Your instructions: Gather every line from the entries below that includes "image".

Provided entries:
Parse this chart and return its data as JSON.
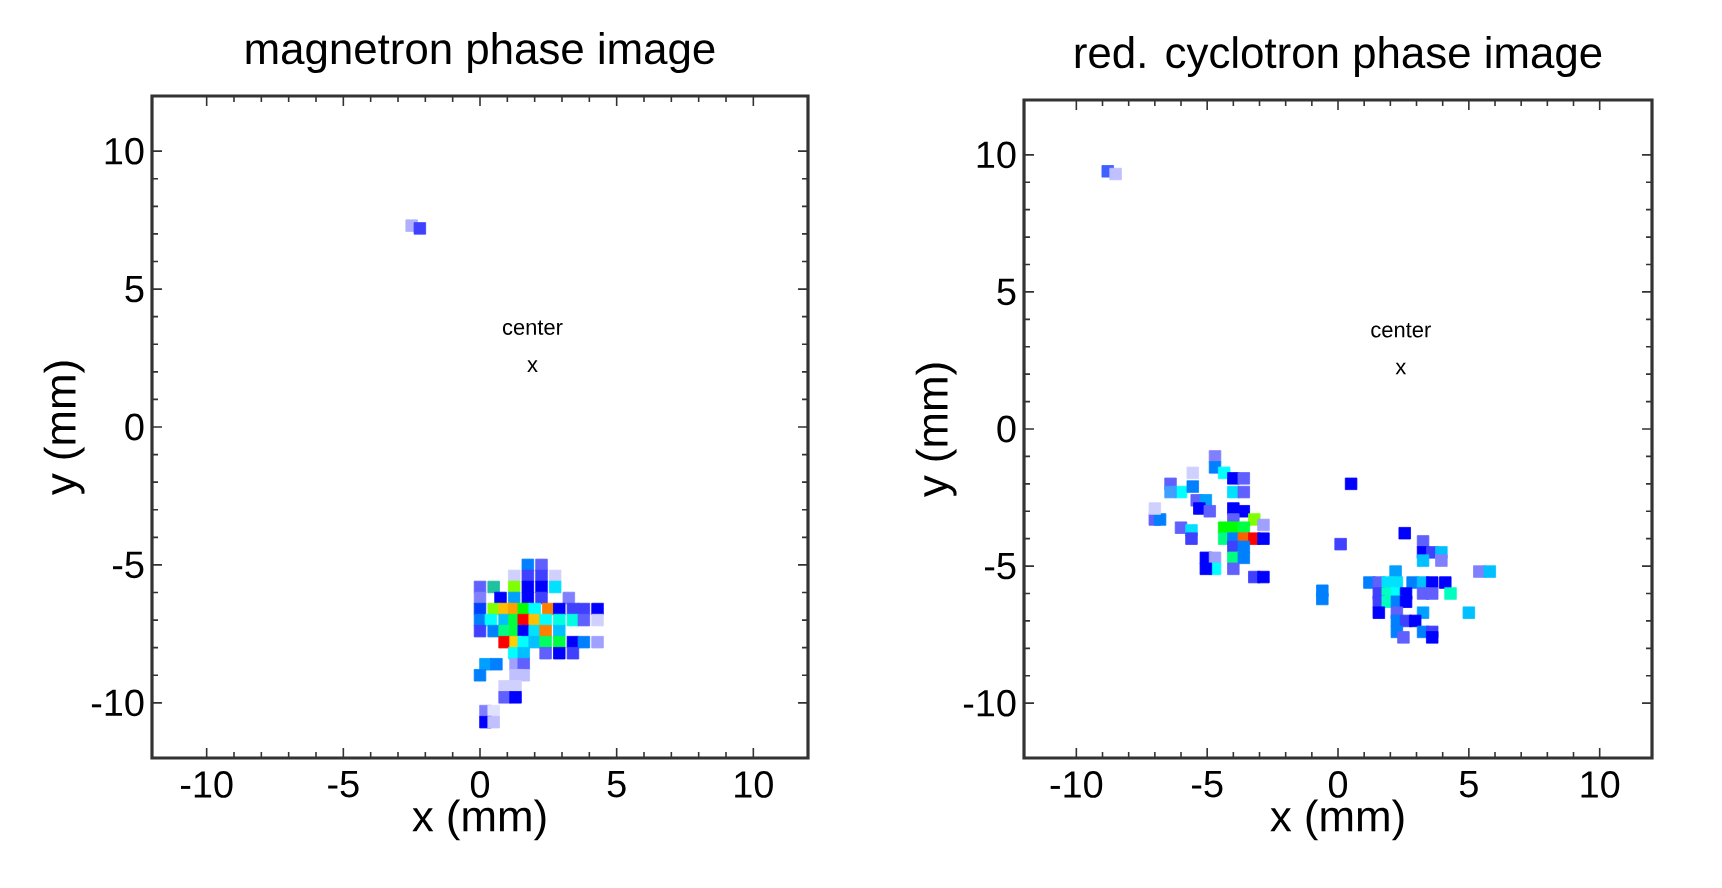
{
  "chart_data": [
    {
      "type": "scatter",
      "title": "magnetron phase image",
      "xlabel": "x (mm)",
      "ylabel": "y (mm)",
      "xlim": [
        -12,
        12
      ],
      "ylim": [
        -12,
        12
      ],
      "xticks": [
        -10,
        -5,
        0,
        5,
        10
      ],
      "yticks": [
        -10,
        -5,
        0,
        5,
        10
      ],
      "marker": "square",
      "annotations": [
        "center",
        "x"
      ],
      "series": [
        {
          "x": [
            -2.5,
            -2.2,
            1.75,
            2.25,
            1.25,
            1.75,
            2.25,
            2.75,
            0,
            0.5,
            1.25,
            1.75,
            2.25,
            2.75,
            0,
            0.75,
            1.25,
            1.75,
            2.25,
            3.25,
            0,
            0.5,
            0.9,
            1.25,
            1.6,
            2.0,
            2.5,
            2.9,
            3.4,
            3.8,
            4.3,
            0,
            0.4,
            0.9,
            1.25,
            1.6,
            2.0,
            2.4,
            2.9,
            3.4,
            3.8,
            4.3,
            0,
            0.5,
            0.9,
            1.3,
            1.6,
            2.0,
            2.4,
            2.9,
            0.9,
            1.3,
            1.6,
            2.0,
            2.4,
            2.9,
            3.4,
            3.8,
            4.3,
            1.25,
            1.6,
            2.4,
            2.9,
            3.4,
            0.2,
            0.6,
            1.3,
            1.6,
            0,
            1.3,
            1.6,
            0.9,
            1.3,
            0.9,
            1.3,
            0.2,
            0.5,
            0.2,
            0.5
          ],
          "values": [
            7.3,
            7.2,
            -5.0,
            -5.0,
            -5.4,
            -5.4,
            -5.4,
            -5.4,
            -5.8,
            -5.8,
            -5.8,
            -5.8,
            -5.8,
            -5.8,
            -6.2,
            -6.2,
            -6.2,
            -6.2,
            -6.2,
            -6.2,
            -6.6,
            -6.6,
            -6.6,
            -6.6,
            -6.6,
            -6.6,
            -6.6,
            -6.6,
            -6.6,
            -6.6,
            -6.6,
            -7.0,
            -7.0,
            -7.0,
            -7.0,
            -7.0,
            -7.0,
            -7.0,
            -7.0,
            -7.0,
            -7.0,
            -7.0,
            -7.4,
            -7.4,
            -7.4,
            -7.4,
            -7.4,
            -7.4,
            -7.4,
            -7.4,
            -7.8,
            -7.8,
            -7.8,
            -7.8,
            -7.8,
            -7.8,
            -7.8,
            -7.8,
            -7.8,
            -8.2,
            -8.2,
            -8.2,
            -8.2,
            -8.2,
            -8.6,
            -8.6,
            -8.6,
            -8.6,
            -9.0,
            -9.0,
            -9.0,
            -9.4,
            -9.4,
            -9.8,
            -9.8,
            -10.3,
            -10.3,
            -10.7,
            -10.7
          ],
          "colors": [
            "#b0b0ff",
            "#4040ff",
            "#0080ff",
            "#6060ff",
            "#d0d0ff",
            "#4040ff",
            "#4040ff",
            "#d0d0ff",
            "#6060ff",
            "#20c0a0",
            "#80ff00",
            "#0000ff",
            "#0000ff",
            "#00e0ff",
            "#8080ff",
            "#0000ff",
            "#00a0ff",
            "#0000ff",
            "#4040ff",
            "#8080ff",
            "#0040ff",
            "#80ff00",
            "#ffc000",
            "#ffa000",
            "#00ff00",
            "#00ffff",
            "#ff8000",
            "#0000ff",
            "#4040ff",
            "#4040ff",
            "#0000ff",
            "#0080ff",
            "#00ffff",
            "#00c0ff",
            "#00ff40",
            "#ff0000",
            "#ffc000",
            "#00ffff",
            "#00ffe0",
            "#00ffe0",
            "#6060ff",
            "#d0d0ff",
            "#4040ff",
            "#0080ff",
            "#00ff80",
            "#00ff40",
            "#0000ff",
            "#00e0ff",
            "#ff8000",
            "#00c0ff",
            "#ff0000",
            "#ffd000",
            "#00ffff",
            "#00c0ff",
            "#00ff60",
            "#00ff40",
            "#0000ff",
            "#0080ff",
            "#a0a0ff",
            "#00ffff",
            "#00c0ff",
            "#6060ff",
            "#0000ff",
            "#4040ff",
            "#00a0ff",
            "#0080ff",
            "#a0a0ff",
            "#6060ff",
            "#0080ff",
            "#c0c0ff",
            "#c0c0ff",
            "#d0d0ff",
            "#d0d0ff",
            "#6060ff",
            "#0000ff",
            "#8080ff",
            "#e0e0ff",
            "#0000ff",
            "#c0c0ff"
          ]
        }
      ]
    },
    {
      "type": "scatter",
      "title": "red. cyclotron phase image",
      "xlabel": "x (mm)",
      "ylabel": "y (mm)",
      "xlim": [
        -12,
        12
      ],
      "ylim": [
        -12,
        12
      ],
      "xticks": [
        -10,
        -5,
        0,
        5,
        10
      ],
      "yticks": [
        -10,
        -5,
        0,
        5,
        10
      ],
      "marker": "square",
      "annotations": [
        "center",
        "x"
      ],
      "series": [
        {
          "x": [
            -8.8,
            -8.5,
            -4.7,
            -4.7,
            -4.35,
            -5.55,
            -6.4,
            -6.0,
            -5.55,
            -6.4,
            -4.0,
            -3.6,
            -4.0,
            -3.6,
            -5.4,
            -5.05,
            -5.3,
            -4.9,
            -7.0,
            -6.8,
            -7.0,
            -4.0,
            -3.6,
            -4.0,
            -3.2,
            -2.85,
            -6.0,
            -5.6,
            -5.6,
            -4.35,
            -4.0,
            -3.6,
            -4.35,
            -4.0,
            -3.6,
            -3.2,
            -2.85,
            -4.0,
            -3.6,
            -5.05,
            -4.7,
            -4.0,
            -3.6,
            -4.7,
            -5.05,
            -4.0,
            -3.2,
            -2.85,
            0.5,
            0.1,
            2.55,
            3.25,
            3.25,
            3.6,
            3.95,
            3.25,
            3.95,
            2.2,
            5.4,
            5.8,
            -0.6,
            -0.6,
            1.2,
            1.56,
            1.9,
            2.25,
            2.85,
            3.25,
            3.6,
            4.1,
            1.56,
            1.9,
            2.25,
            2.6,
            3.25,
            3.6,
            4.3,
            1.56,
            1.9,
            2.25,
            2.6,
            1.56,
            2.25,
            3.25,
            5.0,
            2.25,
            2.6,
            2.95,
            2.25,
            3.25,
            3.6,
            2.5,
            3.6
          ],
          "values": [
            9.4,
            9.3,
            -1.0,
            -1.4,
            -1.6,
            -1.6,
            -2.0,
            -2.3,
            -2.1,
            -2.3,
            -1.8,
            -1.8,
            -2.3,
            -2.3,
            -2.6,
            -2.6,
            -2.9,
            -3.0,
            -3.3,
            -3.3,
            -2.9,
            -2.9,
            -3.0,
            -3.3,
            -3.3,
            -3.5,
            -3.6,
            -3.7,
            -4.0,
            -3.6,
            -3.6,
            -3.6,
            -4.0,
            -4.0,
            -4.0,
            -4.0,
            -4.0,
            -4.3,
            -4.3,
            -4.7,
            -4.7,
            -4.7,
            -4.7,
            -5.1,
            -5.1,
            -5.1,
            -5.4,
            -5.4,
            -2.0,
            -4.2,
            -3.8,
            -4.1,
            -4.5,
            -4.5,
            -4.5,
            -4.8,
            -4.8,
            -5.2,
            -5.2,
            -5.2,
            -5.9,
            -6.2,
            -5.6,
            -5.6,
            -5.6,
            -5.6,
            -5.6,
            -5.6,
            -5.6,
            -5.6,
            -6.0,
            -6.0,
            -6.0,
            -6.0,
            -6.0,
            -6.0,
            -6.0,
            -6.3,
            -6.3,
            -6.3,
            -6.3,
            -6.7,
            -6.7,
            -6.7,
            -6.7,
            -7.0,
            -7.0,
            -7.0,
            -7.4,
            -7.4,
            -7.4,
            -7.6,
            -7.6
          ],
          "colors": [
            "#4060ff",
            "#c0c0ff",
            "#8080ff",
            "#0080ff",
            "#00ffff",
            "#d0d0ff",
            "#6060ff",
            "#00ffff",
            "#0080ff",
            "#40a0ff",
            "#0000ff",
            "#6060ff",
            "#00e0ff",
            "#6060ff",
            "#6060ff",
            "#00a0ff",
            "#0000ff",
            "#6060ff",
            "#6060ff",
            "#0080ff",
            "#d0d0ff",
            "#0000ff",
            "#0000ff",
            "#6060ff",
            "#80ff00",
            "#a0a0ff",
            "#6060ff",
            "#00e0ff",
            "#4040ff",
            "#00ff00",
            "#00ff00",
            "#00ff40",
            "#00ff80",
            "#0080ff",
            "#ff6000",
            "#ff0000",
            "#0000ff",
            "#4040ff",
            "#0080ff",
            "#0000ff",
            "#a0a0ff",
            "#00ff80",
            "#0080ff",
            "#00ffff",
            "#0000ff",
            "#6060ff",
            "#4040ff",
            "#0000ff",
            "#0000ff",
            "#4040ff",
            "#0000ff",
            "#6060ff",
            "#0000ff",
            "#4040ff",
            "#00c0ff",
            "#00c0ff",
            "#8080ff",
            "#00a0ff",
            "#8080ff",
            "#00c0ff",
            "#0080ff",
            "#0080ff",
            "#0080ff",
            "#6060ff",
            "#00e0ff",
            "#00e0ff",
            "#0080ff",
            "#00c0ff",
            "#0000ff",
            "#0000ff",
            "#4040ff",
            "#00ffc0",
            "#00ffff",
            "#0000ff",
            "#6060ff",
            "#6060ff",
            "#00ffc0",
            "#4040ff",
            "#00ffc0",
            "#0080ff",
            "#0000ff",
            "#0000ff",
            "#6060ff",
            "#00a0ff",
            "#00c0ff",
            "#0080ff",
            "#4040ff",
            "#0000ff",
            "#0080ff",
            "#0080ff",
            "#4040ff",
            "#6060ff",
            "#0000ff"
          ]
        }
      ]
    }
  ]
}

The reply:
      "title": "magnetron phase image",
      "title": "red. cyclotron phase image",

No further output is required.